§ TASK DIRECTIONS
Every line below that contains "What" is to be copied.

>> Start DATA SUPPLIED

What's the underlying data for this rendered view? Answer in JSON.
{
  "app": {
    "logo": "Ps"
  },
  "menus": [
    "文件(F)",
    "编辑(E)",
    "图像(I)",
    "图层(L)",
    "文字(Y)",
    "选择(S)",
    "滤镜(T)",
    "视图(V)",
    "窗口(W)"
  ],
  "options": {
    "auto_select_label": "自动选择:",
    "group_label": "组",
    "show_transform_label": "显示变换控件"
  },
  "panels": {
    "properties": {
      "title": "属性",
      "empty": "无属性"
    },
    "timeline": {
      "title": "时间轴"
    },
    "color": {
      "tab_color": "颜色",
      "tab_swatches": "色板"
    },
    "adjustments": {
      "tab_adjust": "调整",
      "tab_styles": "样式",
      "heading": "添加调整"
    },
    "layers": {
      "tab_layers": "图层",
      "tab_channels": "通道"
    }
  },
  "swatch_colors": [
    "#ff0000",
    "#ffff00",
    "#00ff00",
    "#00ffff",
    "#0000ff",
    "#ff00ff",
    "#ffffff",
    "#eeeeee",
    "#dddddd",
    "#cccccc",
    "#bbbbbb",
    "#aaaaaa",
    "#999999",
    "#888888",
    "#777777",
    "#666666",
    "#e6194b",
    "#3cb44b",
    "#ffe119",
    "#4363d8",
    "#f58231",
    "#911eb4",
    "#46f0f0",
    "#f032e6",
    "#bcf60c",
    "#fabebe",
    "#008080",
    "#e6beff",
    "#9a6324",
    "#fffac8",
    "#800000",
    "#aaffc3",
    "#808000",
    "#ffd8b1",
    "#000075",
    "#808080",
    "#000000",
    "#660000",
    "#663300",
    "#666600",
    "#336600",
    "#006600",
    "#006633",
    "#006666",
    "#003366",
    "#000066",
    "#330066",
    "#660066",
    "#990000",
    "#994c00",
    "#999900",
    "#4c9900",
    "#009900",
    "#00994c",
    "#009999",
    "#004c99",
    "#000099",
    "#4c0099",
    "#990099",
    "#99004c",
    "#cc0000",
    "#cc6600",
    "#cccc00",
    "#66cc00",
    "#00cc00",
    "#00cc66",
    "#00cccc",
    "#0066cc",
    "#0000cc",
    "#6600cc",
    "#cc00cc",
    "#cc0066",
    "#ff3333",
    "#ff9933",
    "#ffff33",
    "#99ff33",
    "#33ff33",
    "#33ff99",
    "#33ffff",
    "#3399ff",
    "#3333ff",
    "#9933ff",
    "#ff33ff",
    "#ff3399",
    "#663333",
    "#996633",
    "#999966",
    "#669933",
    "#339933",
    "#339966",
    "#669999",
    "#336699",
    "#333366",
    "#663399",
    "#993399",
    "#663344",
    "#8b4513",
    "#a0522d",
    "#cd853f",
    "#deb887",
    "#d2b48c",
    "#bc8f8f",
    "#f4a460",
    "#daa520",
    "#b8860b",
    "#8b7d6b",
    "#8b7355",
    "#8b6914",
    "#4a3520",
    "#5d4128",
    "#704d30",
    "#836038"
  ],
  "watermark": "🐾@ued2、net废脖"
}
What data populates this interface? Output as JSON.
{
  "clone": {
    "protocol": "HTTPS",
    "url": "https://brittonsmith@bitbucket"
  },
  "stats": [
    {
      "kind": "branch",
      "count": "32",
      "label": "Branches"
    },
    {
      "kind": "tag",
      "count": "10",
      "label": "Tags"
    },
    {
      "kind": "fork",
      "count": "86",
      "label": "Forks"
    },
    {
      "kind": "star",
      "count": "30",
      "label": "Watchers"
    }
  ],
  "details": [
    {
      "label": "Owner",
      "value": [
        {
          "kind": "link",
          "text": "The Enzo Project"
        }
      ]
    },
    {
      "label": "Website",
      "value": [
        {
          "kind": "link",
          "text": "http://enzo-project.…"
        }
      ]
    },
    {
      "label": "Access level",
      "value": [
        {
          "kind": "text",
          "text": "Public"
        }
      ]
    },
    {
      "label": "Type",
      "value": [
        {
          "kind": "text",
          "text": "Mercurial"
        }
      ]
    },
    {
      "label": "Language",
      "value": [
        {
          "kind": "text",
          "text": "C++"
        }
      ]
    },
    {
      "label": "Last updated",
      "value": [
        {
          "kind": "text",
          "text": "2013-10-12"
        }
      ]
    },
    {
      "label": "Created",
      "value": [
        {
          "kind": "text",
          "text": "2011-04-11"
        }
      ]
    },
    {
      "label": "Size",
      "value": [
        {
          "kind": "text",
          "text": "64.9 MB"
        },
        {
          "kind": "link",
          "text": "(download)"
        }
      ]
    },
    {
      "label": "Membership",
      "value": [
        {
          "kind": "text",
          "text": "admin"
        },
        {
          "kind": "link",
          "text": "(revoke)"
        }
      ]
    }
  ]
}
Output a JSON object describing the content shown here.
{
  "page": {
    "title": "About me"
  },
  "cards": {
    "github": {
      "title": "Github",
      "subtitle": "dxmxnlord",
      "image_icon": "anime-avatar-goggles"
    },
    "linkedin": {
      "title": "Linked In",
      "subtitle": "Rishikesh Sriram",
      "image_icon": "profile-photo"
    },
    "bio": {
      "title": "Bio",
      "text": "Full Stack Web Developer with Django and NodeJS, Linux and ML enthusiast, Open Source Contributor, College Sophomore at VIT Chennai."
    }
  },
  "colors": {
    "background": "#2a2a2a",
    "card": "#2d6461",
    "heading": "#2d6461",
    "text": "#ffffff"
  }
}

>> End DATA SUPPLIED

§ RESULT OF THIS EXERCISE
What's the underlying data for this rendered view? Answer in JSON.
What data populates this interface? Output as JSON.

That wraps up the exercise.